*Questions et exercices:*
**1.** Pour chaque affirmation, dites par oui ou par non si elle concorde avec l'extrait, et citez mot pour mot les termes de l'extrait qui tranchent. (a) Alfred possédait la ferme où il avait été élevé. (b) Bowie tenait ces propos vers la fin de sa carrière. (c) L'auteur se dit capable de réussir la même prouesse que Bowie.
**2.** Reproduisez à l'identique le passage de l'extrait qui va de « David Bowie disait » jusqu'à « capable de réussir. ».

*Extrait du texte:*
----------

Bonsoir madame Carmilla !

Rien, parfaitement, rien ! (1)

Nous serions parfaitement rien ?

David Bowie disait au début de la carrière, alors que ça carburait fort avec Ziggy Stardust et Aladdin Sane, égaré dans ses paradis artificiels, le nez en compote, qu'il habitait tellement de personnages qu'il ne savait plus qui il était. Il faut le faire, prouesse que je n'aurais jamais été capable de réussir.

Étrange, en lisant votre texte, j'ai une irrésistible envie de parler de mon ami Alfred, mon voisin, qui possédait la ferme où il avait été élevé. Effectivement, il est devenu cultivateur avec tout ce que cela comporte de formation, de peine, et surtout d'affirmation de soi. Nous sommes à l'autre bout du spectre humain, loin de Bowie, Garbo et Dietrich. Il a été éduqué dans la crasse, dans la misère, dans l'épreuve, ce qui la formé et croyez-moi c'est toute une formation.

----------

*Entrées de données:*

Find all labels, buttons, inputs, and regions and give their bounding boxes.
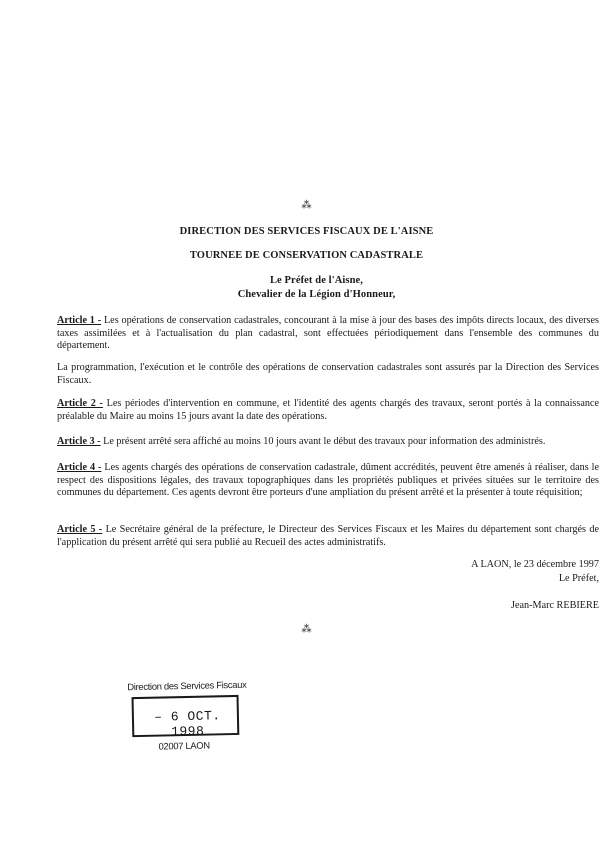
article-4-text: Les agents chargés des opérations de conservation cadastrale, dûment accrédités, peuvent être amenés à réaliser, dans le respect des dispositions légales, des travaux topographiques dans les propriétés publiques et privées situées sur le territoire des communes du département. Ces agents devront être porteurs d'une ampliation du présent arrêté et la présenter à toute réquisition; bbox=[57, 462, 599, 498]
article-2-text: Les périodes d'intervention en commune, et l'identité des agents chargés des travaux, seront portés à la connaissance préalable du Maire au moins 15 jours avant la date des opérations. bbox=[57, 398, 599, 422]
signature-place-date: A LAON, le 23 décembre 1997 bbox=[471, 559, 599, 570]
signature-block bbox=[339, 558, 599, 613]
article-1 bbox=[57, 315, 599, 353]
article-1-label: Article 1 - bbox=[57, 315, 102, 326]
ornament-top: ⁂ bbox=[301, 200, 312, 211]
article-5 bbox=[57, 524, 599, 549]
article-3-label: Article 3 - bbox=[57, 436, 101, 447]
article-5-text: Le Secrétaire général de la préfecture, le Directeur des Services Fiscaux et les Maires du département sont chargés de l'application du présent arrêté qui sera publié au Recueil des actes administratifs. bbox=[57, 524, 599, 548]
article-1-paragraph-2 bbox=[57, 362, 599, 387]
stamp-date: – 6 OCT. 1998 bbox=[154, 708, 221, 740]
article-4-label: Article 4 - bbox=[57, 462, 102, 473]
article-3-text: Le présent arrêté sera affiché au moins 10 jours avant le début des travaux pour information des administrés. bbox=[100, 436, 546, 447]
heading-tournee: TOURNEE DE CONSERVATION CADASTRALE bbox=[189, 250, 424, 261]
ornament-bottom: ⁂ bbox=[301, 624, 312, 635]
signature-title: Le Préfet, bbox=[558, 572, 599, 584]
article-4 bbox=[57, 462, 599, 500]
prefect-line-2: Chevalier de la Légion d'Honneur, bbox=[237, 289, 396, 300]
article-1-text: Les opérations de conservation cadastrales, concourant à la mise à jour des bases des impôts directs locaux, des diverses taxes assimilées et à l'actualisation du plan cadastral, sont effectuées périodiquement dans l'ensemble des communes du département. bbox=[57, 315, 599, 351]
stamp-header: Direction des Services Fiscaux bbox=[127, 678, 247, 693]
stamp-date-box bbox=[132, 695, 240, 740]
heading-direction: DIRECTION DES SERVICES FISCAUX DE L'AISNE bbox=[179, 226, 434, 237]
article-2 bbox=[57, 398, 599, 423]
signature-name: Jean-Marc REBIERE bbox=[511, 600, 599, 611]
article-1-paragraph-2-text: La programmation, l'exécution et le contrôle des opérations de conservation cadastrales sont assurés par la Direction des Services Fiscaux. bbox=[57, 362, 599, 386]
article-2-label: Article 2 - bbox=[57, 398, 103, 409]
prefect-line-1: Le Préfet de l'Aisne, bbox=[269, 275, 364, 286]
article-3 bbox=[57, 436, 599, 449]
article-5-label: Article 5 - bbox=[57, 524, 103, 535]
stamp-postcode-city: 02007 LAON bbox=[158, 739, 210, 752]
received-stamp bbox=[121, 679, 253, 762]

----------

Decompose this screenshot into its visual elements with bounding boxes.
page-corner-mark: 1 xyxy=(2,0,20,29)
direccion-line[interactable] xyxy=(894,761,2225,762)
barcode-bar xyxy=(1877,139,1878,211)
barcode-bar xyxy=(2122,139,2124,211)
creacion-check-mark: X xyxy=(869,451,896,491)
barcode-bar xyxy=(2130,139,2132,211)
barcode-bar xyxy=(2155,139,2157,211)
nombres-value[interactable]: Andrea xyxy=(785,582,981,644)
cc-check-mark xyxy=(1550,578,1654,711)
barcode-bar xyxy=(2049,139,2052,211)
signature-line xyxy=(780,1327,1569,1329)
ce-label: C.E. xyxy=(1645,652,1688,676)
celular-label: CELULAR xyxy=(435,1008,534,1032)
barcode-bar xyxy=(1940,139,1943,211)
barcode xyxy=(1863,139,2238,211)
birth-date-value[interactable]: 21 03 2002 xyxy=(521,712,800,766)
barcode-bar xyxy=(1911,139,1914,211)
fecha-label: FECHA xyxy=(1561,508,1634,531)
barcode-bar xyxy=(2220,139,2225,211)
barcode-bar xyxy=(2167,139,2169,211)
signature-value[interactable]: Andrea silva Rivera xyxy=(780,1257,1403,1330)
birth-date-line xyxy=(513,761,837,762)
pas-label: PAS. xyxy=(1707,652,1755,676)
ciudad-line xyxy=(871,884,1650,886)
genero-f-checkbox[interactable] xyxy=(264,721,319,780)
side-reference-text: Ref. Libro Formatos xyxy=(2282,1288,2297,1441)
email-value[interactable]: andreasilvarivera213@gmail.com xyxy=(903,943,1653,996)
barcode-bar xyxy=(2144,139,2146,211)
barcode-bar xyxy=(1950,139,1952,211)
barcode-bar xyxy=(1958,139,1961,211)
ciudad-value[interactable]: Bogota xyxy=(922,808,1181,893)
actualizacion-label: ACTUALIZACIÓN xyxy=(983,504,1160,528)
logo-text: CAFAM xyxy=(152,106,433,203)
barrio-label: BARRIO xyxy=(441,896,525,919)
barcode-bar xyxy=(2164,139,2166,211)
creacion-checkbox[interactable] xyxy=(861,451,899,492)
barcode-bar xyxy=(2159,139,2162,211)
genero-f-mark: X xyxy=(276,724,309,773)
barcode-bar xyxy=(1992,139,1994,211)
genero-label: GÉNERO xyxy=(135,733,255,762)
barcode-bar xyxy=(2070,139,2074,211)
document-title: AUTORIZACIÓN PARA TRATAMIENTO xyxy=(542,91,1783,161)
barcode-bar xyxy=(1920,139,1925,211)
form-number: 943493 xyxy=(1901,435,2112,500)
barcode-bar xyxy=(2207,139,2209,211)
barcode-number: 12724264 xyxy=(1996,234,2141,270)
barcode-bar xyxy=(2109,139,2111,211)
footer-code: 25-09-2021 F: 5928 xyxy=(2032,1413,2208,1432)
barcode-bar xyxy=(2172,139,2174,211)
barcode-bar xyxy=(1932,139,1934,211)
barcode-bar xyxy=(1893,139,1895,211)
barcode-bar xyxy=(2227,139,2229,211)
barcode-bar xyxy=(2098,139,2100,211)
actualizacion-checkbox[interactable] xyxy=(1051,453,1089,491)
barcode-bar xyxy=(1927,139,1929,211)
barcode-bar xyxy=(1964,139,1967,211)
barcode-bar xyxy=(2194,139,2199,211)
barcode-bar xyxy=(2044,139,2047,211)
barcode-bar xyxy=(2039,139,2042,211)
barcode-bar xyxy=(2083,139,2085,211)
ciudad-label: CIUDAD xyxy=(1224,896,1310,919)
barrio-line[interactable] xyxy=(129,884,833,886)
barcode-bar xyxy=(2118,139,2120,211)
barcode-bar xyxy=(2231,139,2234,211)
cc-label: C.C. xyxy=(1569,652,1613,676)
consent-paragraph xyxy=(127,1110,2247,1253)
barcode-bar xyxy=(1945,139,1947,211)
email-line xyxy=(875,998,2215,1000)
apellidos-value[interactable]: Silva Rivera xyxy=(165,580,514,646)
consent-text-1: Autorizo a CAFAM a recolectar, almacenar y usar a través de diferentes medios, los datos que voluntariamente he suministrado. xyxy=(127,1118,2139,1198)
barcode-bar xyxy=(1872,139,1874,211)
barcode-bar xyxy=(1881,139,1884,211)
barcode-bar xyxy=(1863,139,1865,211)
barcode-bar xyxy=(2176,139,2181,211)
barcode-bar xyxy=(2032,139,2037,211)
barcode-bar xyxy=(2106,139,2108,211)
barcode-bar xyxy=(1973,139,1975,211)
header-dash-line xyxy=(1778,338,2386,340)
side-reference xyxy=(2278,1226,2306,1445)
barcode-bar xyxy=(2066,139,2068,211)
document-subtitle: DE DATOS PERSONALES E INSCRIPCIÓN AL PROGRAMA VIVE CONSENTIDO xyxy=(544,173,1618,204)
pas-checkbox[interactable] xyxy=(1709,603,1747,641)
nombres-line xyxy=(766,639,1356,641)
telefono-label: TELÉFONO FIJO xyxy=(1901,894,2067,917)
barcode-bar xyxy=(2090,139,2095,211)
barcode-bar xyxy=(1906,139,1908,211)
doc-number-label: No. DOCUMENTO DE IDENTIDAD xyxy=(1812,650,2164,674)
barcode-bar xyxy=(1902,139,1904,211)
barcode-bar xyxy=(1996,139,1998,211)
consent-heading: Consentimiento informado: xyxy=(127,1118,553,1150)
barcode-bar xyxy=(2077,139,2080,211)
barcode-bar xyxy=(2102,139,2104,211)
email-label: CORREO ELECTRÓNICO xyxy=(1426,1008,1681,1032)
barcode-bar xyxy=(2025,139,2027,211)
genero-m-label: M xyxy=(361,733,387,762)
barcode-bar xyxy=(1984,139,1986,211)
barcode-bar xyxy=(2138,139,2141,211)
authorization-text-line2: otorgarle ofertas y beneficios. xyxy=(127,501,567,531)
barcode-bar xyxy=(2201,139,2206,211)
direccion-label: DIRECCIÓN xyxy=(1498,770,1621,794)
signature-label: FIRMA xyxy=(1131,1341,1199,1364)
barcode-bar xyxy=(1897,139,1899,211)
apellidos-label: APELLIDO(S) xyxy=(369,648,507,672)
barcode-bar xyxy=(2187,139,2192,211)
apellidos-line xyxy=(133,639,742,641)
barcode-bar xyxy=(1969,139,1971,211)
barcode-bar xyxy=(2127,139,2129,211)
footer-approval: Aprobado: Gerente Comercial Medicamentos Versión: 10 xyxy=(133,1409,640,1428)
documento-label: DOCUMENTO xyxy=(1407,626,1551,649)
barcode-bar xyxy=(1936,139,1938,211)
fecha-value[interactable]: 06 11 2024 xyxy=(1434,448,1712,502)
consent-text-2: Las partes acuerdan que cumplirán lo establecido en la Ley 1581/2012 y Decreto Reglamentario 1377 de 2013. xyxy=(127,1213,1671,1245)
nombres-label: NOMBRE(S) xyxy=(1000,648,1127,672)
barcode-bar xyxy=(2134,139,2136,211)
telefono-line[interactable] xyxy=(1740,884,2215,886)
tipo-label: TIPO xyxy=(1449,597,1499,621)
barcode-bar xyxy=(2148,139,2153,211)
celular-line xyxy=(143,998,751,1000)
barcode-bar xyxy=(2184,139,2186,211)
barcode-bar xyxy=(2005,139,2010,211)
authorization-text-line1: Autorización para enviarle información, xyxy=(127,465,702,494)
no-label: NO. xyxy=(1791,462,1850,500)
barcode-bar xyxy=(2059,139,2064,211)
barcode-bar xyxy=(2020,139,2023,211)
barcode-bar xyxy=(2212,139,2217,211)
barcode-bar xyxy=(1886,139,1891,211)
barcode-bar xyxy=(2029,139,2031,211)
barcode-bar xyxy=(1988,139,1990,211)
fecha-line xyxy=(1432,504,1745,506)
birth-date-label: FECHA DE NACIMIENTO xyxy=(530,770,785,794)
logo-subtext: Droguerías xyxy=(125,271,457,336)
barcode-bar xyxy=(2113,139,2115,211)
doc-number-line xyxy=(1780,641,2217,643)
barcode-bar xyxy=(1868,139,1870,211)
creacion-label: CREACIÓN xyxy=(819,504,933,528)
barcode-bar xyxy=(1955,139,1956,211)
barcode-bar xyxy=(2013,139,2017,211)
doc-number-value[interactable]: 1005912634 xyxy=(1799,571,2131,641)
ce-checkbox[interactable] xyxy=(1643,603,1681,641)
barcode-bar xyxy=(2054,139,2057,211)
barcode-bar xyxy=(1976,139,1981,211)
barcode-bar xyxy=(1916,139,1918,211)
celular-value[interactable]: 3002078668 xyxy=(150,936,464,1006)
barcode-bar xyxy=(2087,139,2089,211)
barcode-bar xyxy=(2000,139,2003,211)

----------

*Réponses aux exercices:*
**1.**
(a) Oui : « qui possédait la ferme où il avait été élevé ».
(b) Non : « au début de la carrière ».
(c) Non : « prouesse que je n'aurais jamais été capable de réussir ».

**2.**
David Bowie disait au début de la carrière, alors que ça carburait fort avec Ziggy Stardust et Aladdin Sane, égaré dans ses paradis artificiels, le nez en compote, qu'il habitait tellement de personnages qu'il ne savait plus qui il était. Il faut le faire, prouesse que je n'aurais jamais été capable de réussir.